DATA FOR PROCESSING Start Marker

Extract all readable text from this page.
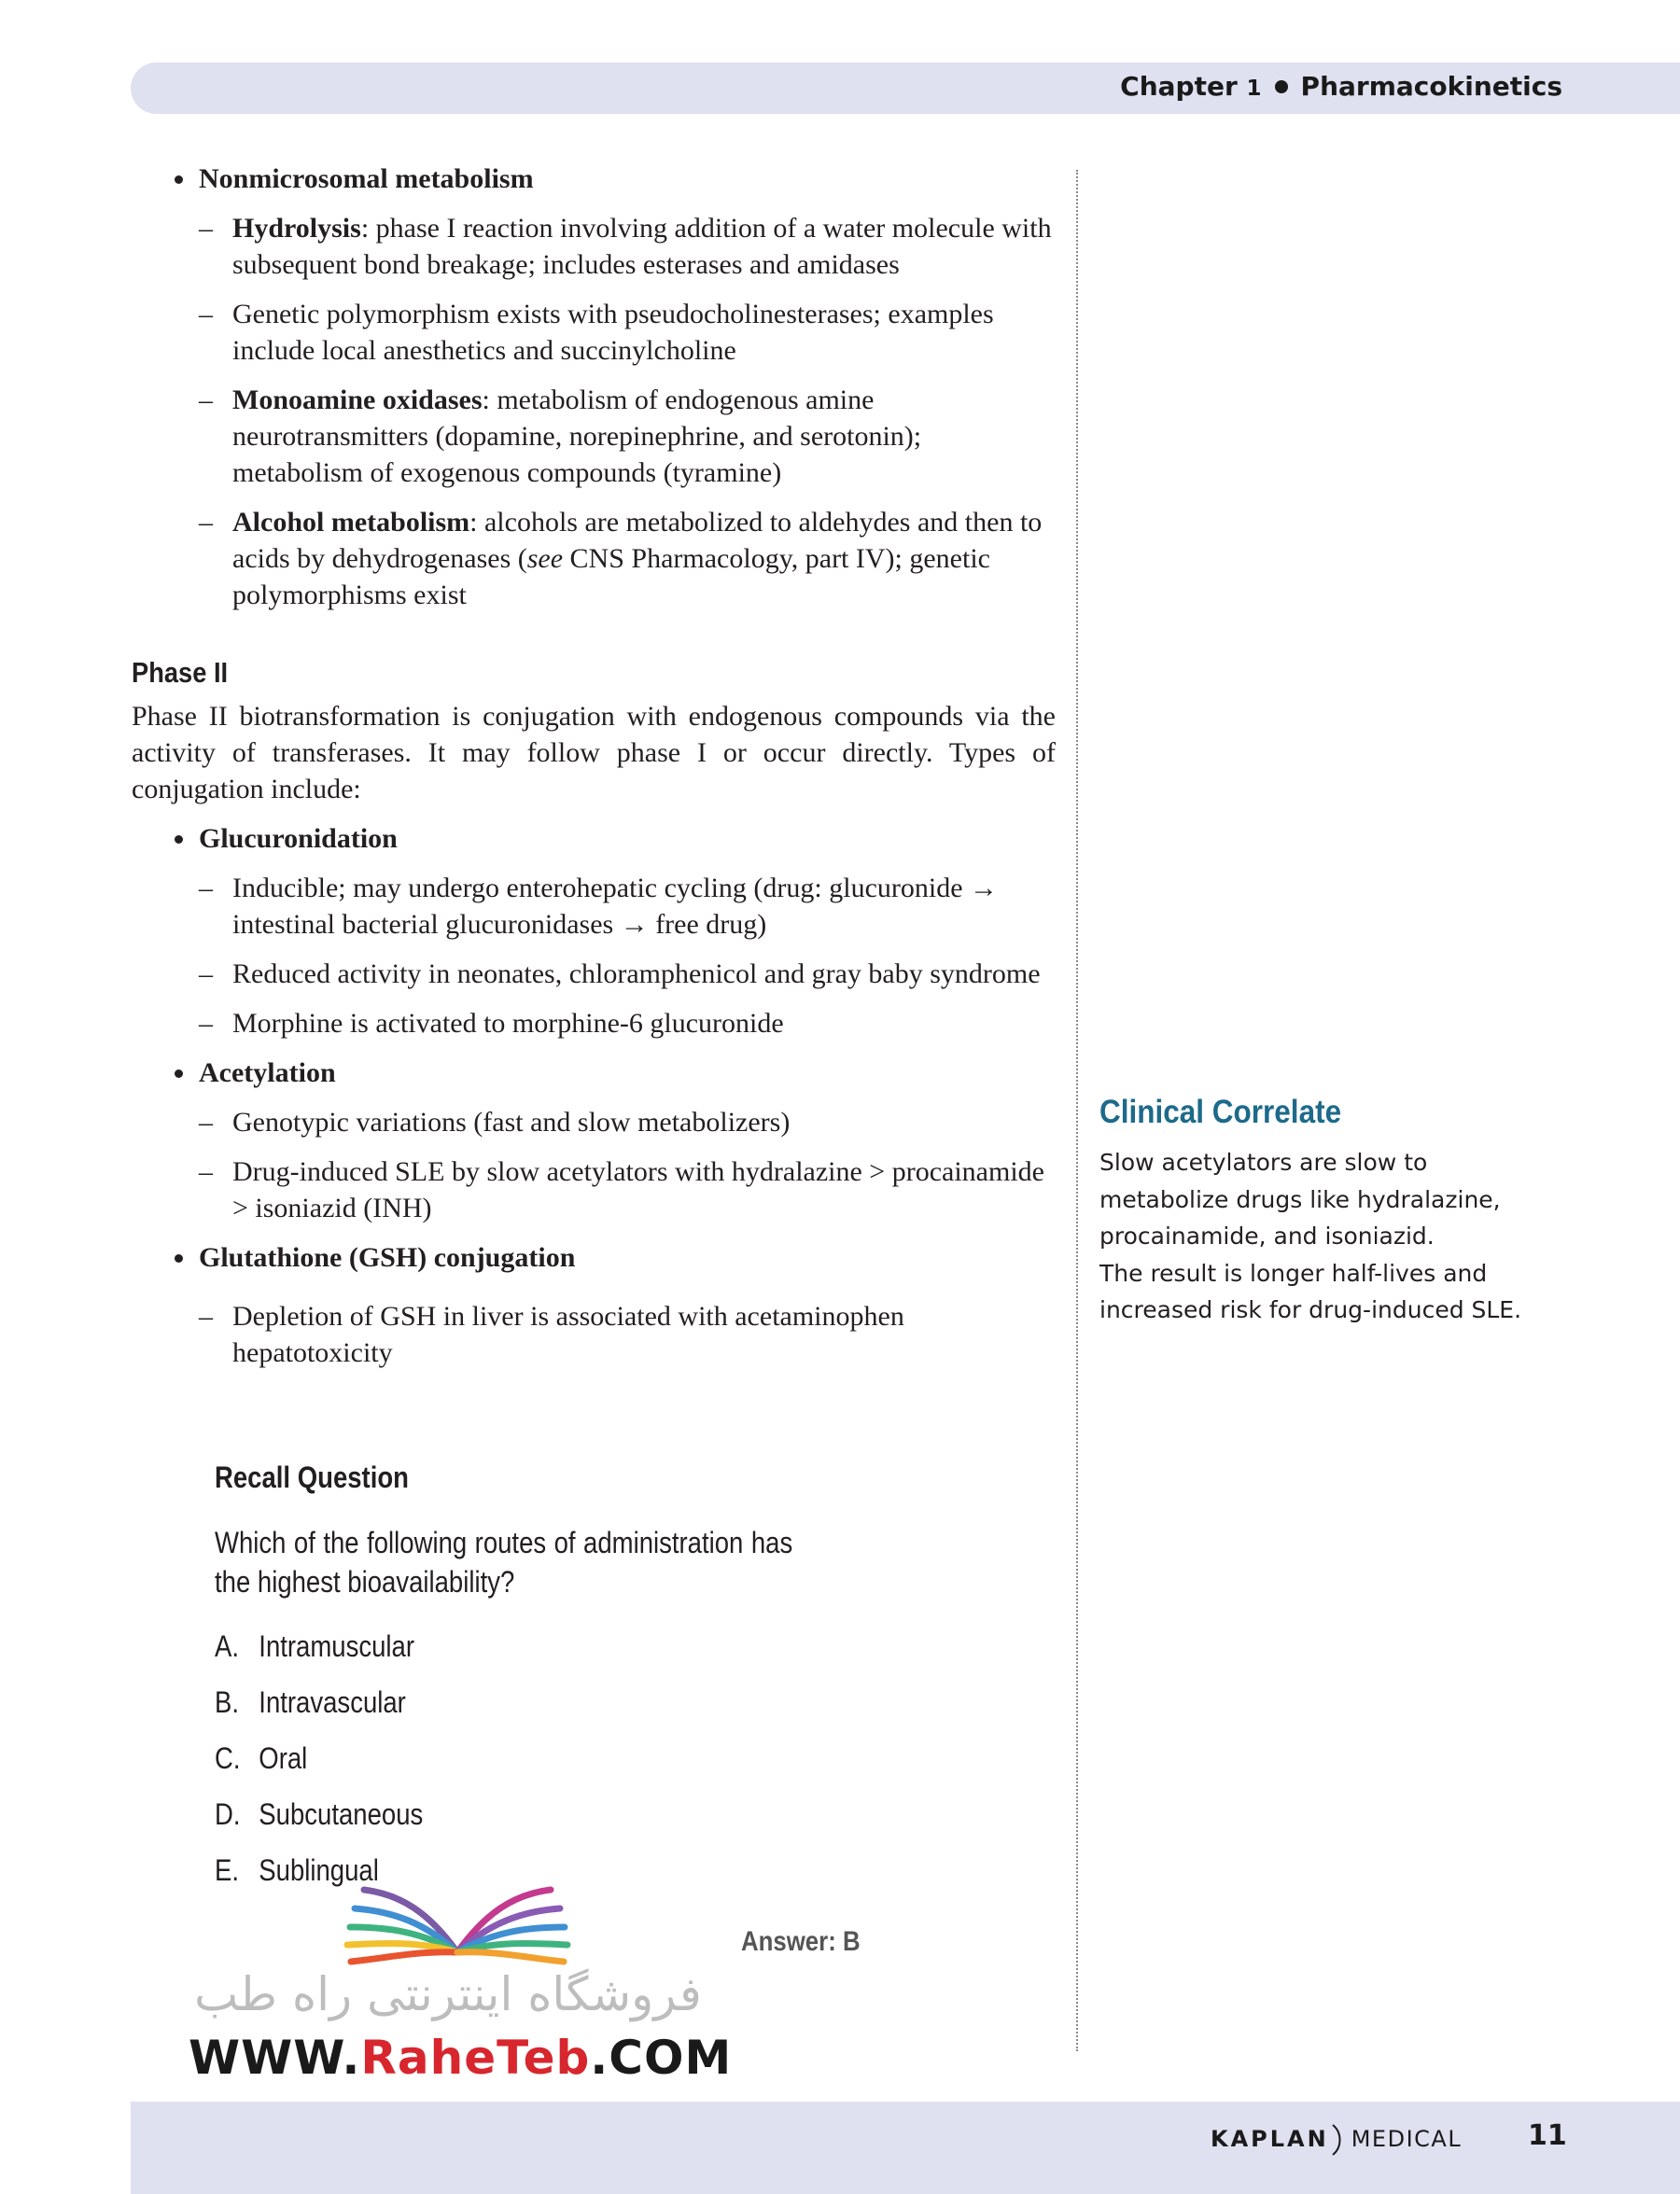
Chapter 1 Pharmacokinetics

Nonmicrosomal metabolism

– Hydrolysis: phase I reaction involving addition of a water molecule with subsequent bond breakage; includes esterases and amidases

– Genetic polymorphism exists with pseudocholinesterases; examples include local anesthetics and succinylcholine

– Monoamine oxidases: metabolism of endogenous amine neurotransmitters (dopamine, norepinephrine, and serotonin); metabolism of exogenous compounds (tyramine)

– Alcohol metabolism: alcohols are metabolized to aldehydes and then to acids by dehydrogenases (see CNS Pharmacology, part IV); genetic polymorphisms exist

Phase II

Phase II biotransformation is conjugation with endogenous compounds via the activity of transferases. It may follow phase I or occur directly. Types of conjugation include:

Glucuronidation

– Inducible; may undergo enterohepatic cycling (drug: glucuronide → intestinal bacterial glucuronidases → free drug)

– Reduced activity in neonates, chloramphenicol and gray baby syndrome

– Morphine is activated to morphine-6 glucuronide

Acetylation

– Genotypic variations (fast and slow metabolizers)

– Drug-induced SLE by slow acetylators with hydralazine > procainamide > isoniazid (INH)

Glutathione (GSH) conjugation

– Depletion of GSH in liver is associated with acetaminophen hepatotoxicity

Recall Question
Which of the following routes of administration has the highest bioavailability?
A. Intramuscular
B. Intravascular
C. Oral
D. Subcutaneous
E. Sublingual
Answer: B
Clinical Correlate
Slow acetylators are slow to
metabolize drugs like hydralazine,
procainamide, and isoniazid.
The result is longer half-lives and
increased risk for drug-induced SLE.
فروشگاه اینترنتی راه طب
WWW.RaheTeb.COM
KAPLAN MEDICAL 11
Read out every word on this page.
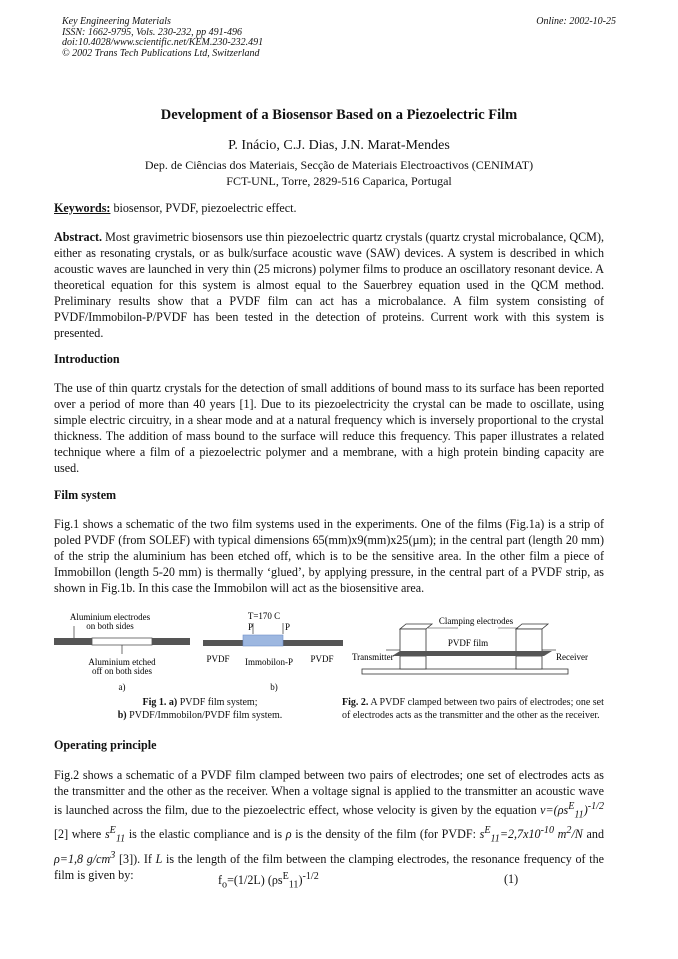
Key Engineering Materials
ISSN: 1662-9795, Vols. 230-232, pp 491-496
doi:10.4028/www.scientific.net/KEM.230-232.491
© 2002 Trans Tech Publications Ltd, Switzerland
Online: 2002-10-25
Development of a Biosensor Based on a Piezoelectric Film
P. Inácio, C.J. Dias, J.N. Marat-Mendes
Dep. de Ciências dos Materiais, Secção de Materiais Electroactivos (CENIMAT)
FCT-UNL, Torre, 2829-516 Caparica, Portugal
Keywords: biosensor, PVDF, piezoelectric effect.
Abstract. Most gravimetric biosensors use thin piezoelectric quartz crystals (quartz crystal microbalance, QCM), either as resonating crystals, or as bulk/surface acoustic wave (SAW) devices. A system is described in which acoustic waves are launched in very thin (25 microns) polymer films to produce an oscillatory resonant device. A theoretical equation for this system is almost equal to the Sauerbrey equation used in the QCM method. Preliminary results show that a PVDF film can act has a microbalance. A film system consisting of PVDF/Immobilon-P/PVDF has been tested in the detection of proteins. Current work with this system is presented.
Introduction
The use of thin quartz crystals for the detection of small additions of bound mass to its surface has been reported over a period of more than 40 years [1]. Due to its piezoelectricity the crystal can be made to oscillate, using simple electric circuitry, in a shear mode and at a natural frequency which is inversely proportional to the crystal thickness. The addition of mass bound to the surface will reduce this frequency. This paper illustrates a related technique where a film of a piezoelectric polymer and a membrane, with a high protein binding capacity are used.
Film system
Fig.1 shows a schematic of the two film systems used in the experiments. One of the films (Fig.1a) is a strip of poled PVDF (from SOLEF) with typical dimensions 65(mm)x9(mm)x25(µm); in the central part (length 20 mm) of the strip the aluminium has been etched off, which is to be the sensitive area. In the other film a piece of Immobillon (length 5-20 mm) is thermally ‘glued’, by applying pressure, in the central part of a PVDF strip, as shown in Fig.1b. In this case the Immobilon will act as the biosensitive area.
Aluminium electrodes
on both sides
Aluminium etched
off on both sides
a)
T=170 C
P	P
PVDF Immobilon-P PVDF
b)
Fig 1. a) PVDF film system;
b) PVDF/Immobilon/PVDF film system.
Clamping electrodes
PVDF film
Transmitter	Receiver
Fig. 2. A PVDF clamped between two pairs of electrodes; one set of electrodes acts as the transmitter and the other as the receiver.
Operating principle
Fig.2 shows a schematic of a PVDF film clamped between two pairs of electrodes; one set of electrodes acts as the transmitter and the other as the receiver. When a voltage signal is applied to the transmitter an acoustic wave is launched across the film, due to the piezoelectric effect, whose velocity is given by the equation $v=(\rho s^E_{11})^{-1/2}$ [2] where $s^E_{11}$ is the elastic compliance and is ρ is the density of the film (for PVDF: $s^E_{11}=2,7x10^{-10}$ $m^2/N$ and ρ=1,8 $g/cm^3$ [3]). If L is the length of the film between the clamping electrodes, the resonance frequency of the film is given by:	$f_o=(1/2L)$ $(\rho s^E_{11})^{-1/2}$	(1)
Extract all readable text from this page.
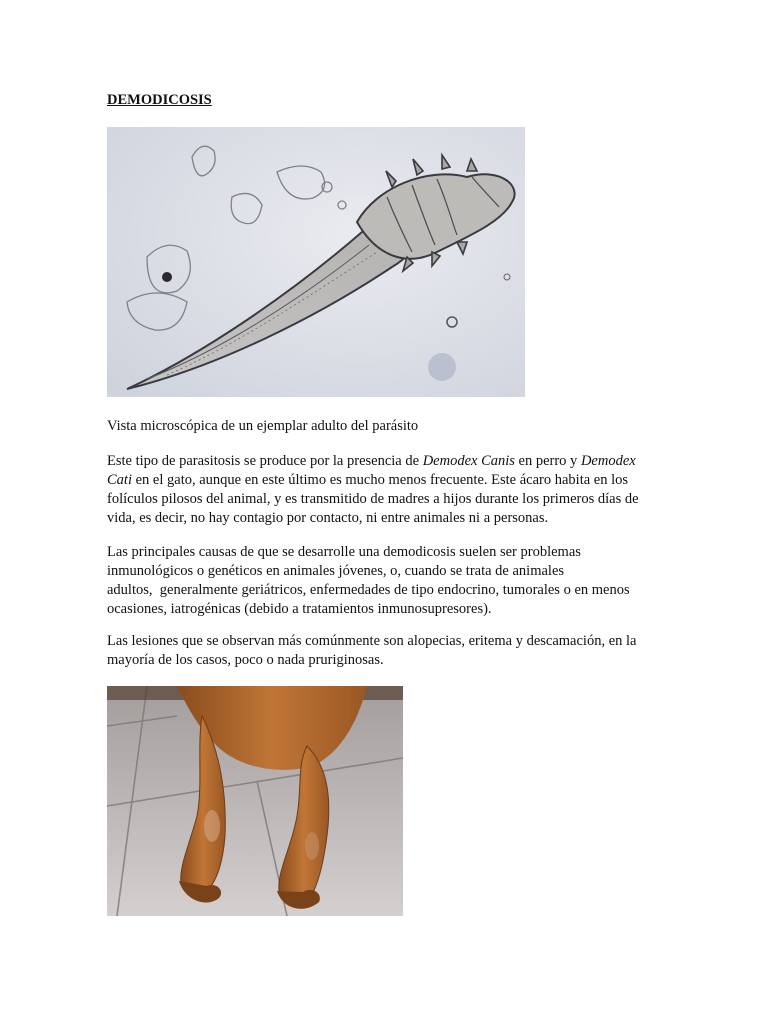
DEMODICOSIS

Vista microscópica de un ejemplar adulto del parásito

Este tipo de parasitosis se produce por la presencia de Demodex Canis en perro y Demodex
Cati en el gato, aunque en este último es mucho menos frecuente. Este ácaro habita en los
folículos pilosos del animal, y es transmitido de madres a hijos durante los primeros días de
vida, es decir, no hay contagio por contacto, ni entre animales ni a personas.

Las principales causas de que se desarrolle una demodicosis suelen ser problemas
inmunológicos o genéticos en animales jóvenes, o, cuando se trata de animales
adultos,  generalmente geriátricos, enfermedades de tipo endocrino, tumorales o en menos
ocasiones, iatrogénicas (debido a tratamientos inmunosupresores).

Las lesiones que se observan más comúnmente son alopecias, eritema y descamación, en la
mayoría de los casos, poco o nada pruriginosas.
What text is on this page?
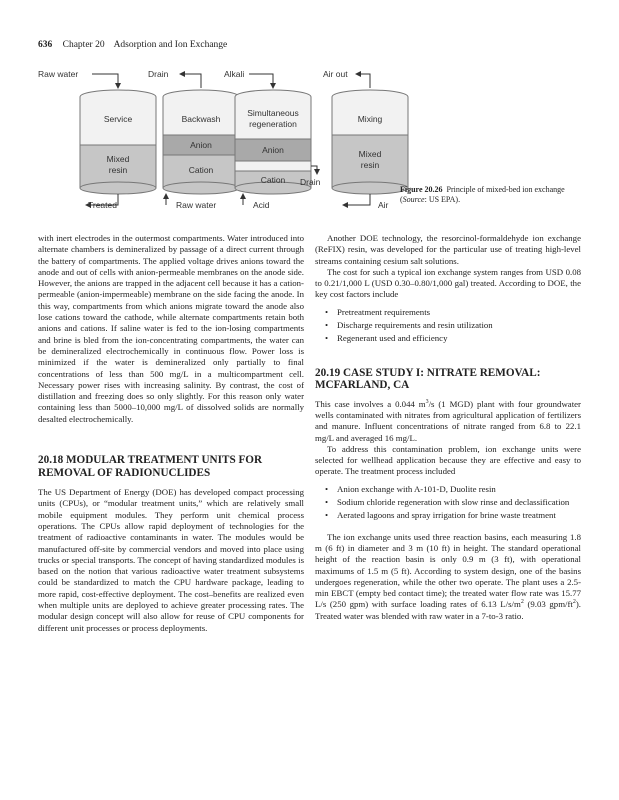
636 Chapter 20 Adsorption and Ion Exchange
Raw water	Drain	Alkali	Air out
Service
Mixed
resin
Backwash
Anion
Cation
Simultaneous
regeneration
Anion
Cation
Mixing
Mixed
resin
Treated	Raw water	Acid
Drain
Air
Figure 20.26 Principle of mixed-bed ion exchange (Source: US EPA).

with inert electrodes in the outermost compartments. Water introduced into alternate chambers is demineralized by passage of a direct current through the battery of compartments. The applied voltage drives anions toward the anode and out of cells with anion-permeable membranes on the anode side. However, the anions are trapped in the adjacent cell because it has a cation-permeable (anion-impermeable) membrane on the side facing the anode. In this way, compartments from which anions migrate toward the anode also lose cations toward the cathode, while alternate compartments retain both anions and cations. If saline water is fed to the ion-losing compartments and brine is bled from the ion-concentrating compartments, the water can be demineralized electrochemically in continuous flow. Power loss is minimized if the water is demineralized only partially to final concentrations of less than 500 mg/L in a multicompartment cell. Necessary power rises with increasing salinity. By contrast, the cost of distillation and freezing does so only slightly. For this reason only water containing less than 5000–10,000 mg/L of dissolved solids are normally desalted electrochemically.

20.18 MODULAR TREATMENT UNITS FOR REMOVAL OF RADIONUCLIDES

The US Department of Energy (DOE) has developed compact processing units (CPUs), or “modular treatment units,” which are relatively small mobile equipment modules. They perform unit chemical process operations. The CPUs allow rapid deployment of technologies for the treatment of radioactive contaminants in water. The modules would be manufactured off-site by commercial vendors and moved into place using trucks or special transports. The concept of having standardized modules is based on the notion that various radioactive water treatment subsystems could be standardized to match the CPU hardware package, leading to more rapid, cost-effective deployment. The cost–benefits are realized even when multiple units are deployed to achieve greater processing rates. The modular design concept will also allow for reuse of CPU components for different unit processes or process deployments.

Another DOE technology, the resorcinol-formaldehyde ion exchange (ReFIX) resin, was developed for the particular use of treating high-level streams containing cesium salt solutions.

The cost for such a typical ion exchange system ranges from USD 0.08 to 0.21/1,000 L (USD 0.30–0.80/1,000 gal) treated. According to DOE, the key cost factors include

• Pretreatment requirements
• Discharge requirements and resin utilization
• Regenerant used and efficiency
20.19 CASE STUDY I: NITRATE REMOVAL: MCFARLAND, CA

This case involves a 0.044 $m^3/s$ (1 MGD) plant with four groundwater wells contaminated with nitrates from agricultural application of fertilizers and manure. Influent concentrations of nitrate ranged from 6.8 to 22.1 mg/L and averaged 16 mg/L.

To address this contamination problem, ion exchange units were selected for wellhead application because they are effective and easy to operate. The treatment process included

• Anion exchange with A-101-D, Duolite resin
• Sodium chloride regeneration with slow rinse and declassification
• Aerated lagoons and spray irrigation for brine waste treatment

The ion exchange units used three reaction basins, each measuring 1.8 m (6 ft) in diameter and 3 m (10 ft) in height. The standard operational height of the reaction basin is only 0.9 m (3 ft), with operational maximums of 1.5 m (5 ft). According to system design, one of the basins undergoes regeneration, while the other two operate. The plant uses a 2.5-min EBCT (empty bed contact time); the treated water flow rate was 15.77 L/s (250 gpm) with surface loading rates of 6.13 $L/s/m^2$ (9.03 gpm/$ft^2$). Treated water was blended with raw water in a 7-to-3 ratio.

DATA FOR PROCESSING End Marker

EXERCISE BRIEF:
From the material above, copy every line where the word "isoniazid" is found.

RESPONSE AREA:
– Drug-induced SLE by slow acetylators with hydralazine > procainamide > isoniazid (INH)
procainamide, and isoniazid.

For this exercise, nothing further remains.